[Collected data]
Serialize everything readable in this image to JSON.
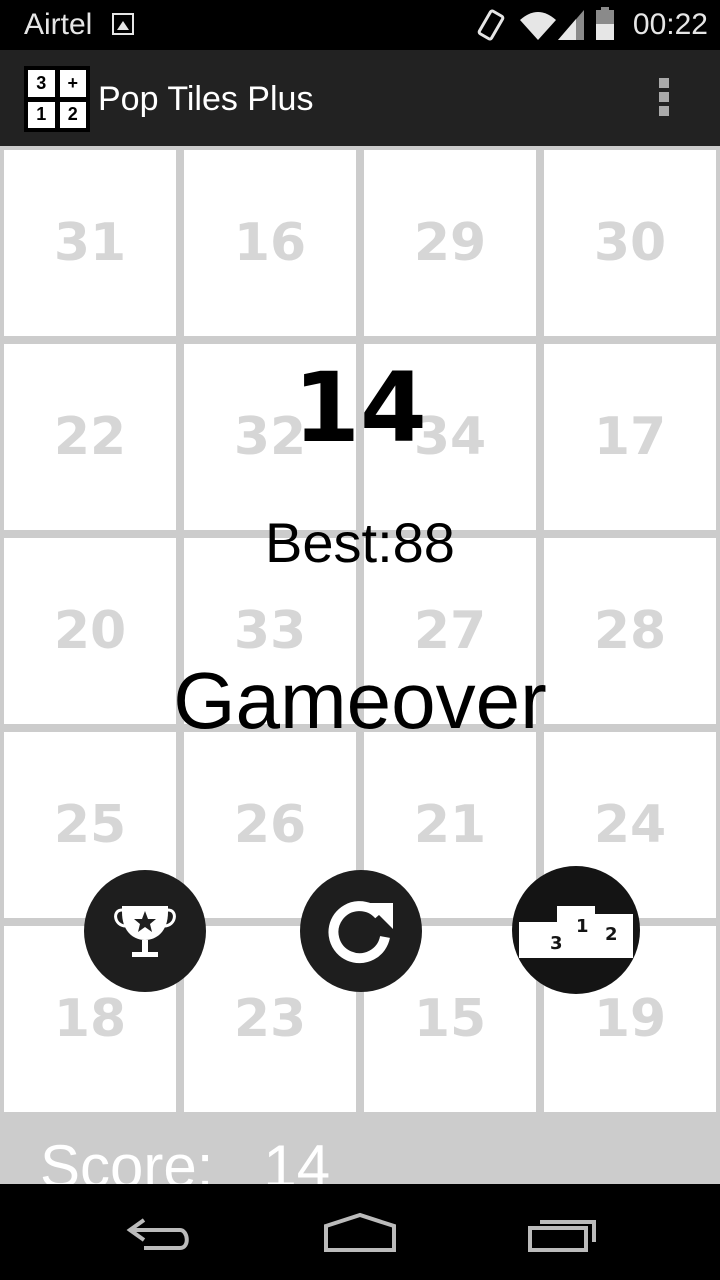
{
  "status_bar": {
    "carrier": "Airtel",
    "time": "00:22"
  },
  "action_bar": {
    "title": "Pop Tiles Plus",
    "app_icon_digits": [
      "3",
      "+",
      "1",
      "2"
    ]
  },
  "board": {
    "tiles": [
      [
        "31",
        "16",
        "29",
        "30"
      ],
      [
        "22",
        "32",
        "34",
        "17"
      ],
      [
        "20",
        "33",
        "27",
        "28"
      ],
      [
        "25",
        "26",
        "21",
        "24"
      ],
      [
        "18",
        "23",
        "15",
        "19"
      ]
    ]
  },
  "gameover_overlay": {
    "score": "14",
    "best": "Best:88",
    "message": "Gameover",
    "buttons": [
      {
        "name": "achievements-button",
        "icon": "trophy-star-icon"
      },
      {
        "name": "restart-button",
        "icon": "refresh-icon"
      },
      {
        "name": "leaderboard-button",
        "icon": "podium-icon"
      }
    ]
  },
  "score_bar": {
    "label": "Score:   14"
  },
  "colors": {
    "action_bar": "#222222",
    "board_gap": "#cccccc",
    "tile_text": "#d6d6d6",
    "button_bg": "#1e1e1e"
  }
}
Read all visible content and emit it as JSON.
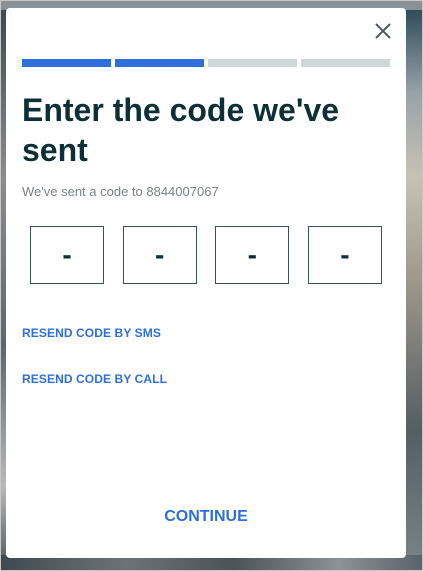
{
  "modal": {
    "title": "Enter the code we've sent",
    "subtitle": "We've sent a code to 8844007067",
    "close_icon": "close-icon",
    "progress": {
      "total_steps": 4,
      "completed_steps": 2,
      "active_color": "#2e6fdb",
      "inactive_color": "#cfd7d9"
    },
    "code_inputs": [
      {
        "placeholder": "-",
        "value": ""
      },
      {
        "placeholder": "-",
        "value": ""
      },
      {
        "placeholder": "-",
        "value": ""
      },
      {
        "placeholder": "-",
        "value": ""
      }
    ],
    "resend_sms_label": "RESEND CODE BY SMS",
    "resend_call_label": "RESEND CODE BY CALL",
    "continue_label": "CONTINUE"
  },
  "colors": {
    "accent": "#2e6fdb",
    "title_text": "#0c3035",
    "muted_text": "#7c8286"
  }
}
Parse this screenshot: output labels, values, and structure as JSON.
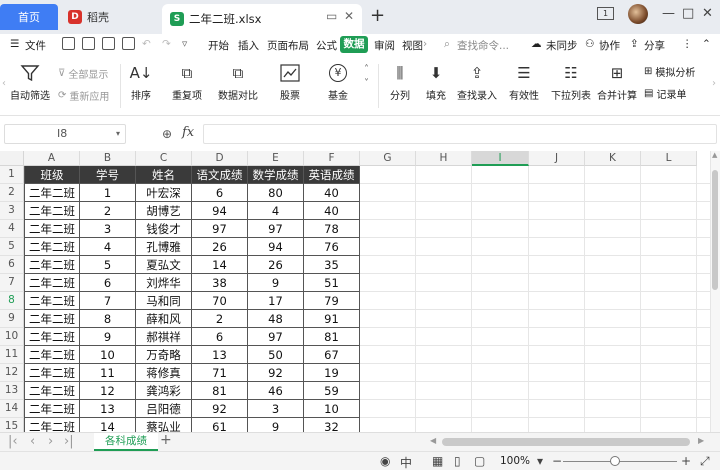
{
  "tabs": {
    "home": "首页",
    "docer": "稻壳",
    "file": "二年二班.xlsx",
    "window_num": "1"
  },
  "menu": {
    "file": "文件",
    "items": [
      "开始",
      "插入",
      "页面布局",
      "公式",
      "数据",
      "审阅",
      "视图"
    ],
    "search": "查找命令...",
    "sync": "未同步",
    "collab": "协作",
    "share": "分享"
  },
  "ribbon": {
    "autofilter": "自动筛选",
    "show_all": "全部显示",
    "reapply": "重新应用",
    "sort": "排序",
    "duplicates": "重复项",
    "compare": "数据对比",
    "stocks": "股票",
    "funds": "基金",
    "split": "分列",
    "fill": "填充",
    "lookup": "查找录入",
    "validity": "有效性",
    "dropdown": "下拉列表",
    "consolidate": "合并计算",
    "whatif": "模拟分析",
    "form": "记录单"
  },
  "formula": {
    "name_box": "I8",
    "fx": "fx"
  },
  "grid": {
    "columns": [
      "A",
      "B",
      "C",
      "D",
      "E",
      "F",
      "G",
      "H",
      "I",
      "J",
      "K",
      "L"
    ],
    "rows": [
      "1",
      "2",
      "3",
      "4",
      "5",
      "6",
      "7",
      "8",
      "9",
      "10",
      "11",
      "12",
      "13",
      "14",
      "15"
    ],
    "headers": [
      "班级",
      "学号",
      "姓名",
      "语文成绩",
      "数学成绩",
      "英语成绩"
    ],
    "data": [
      [
        "二年二班",
        "1",
        "叶宏深",
        "6",
        "80",
        "40"
      ],
      [
        "二年二班",
        "2",
        "胡博艺",
        "94",
        "4",
        "40"
      ],
      [
        "二年二班",
        "3",
        "钱俊才",
        "97",
        "97",
        "78"
      ],
      [
        "二年二班",
        "4",
        "孔博雅",
        "26",
        "94",
        "76"
      ],
      [
        "二年二班",
        "5",
        "夏弘文",
        "14",
        "26",
        "35"
      ],
      [
        "二年二班",
        "6",
        "刘烨华",
        "38",
        "9",
        "51"
      ],
      [
        "二年二班",
        "7",
        "马和同",
        "70",
        "17",
        "79"
      ],
      [
        "二年二班",
        "8",
        "薛和风",
        "2",
        "48",
        "91"
      ],
      [
        "二年二班",
        "9",
        "郝祺祥",
        "6",
        "97",
        "81"
      ],
      [
        "二年二班",
        "10",
        "万奇略",
        "13",
        "50",
        "67"
      ],
      [
        "二年二班",
        "11",
        "蒋修真",
        "71",
        "92",
        "19"
      ],
      [
        "二年二班",
        "12",
        "龚鸿彩",
        "81",
        "46",
        "59"
      ],
      [
        "二年二班",
        "13",
        "吕阳德",
        "92",
        "3",
        "10"
      ],
      [
        "二年二班",
        "14",
        "蔡弘业",
        "61",
        "9",
        "32"
      ]
    ],
    "active_col": "I",
    "active_row": "8"
  },
  "sheets": {
    "active": "各科成绩"
  },
  "status": {
    "zoom": "100%"
  },
  "colors": {
    "accent": "#1f9d55",
    "home_tab": "#3f7df4",
    "header_fill": "#3a3a3a"
  }
}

» DIRECTIONS
Lines of the material that contain the word "sent" are to be gathered.

» COMPLETED EXERCISE
    "title": "Enter the code we've sent",
    "subtitle": "We've sent a code to 8844007067",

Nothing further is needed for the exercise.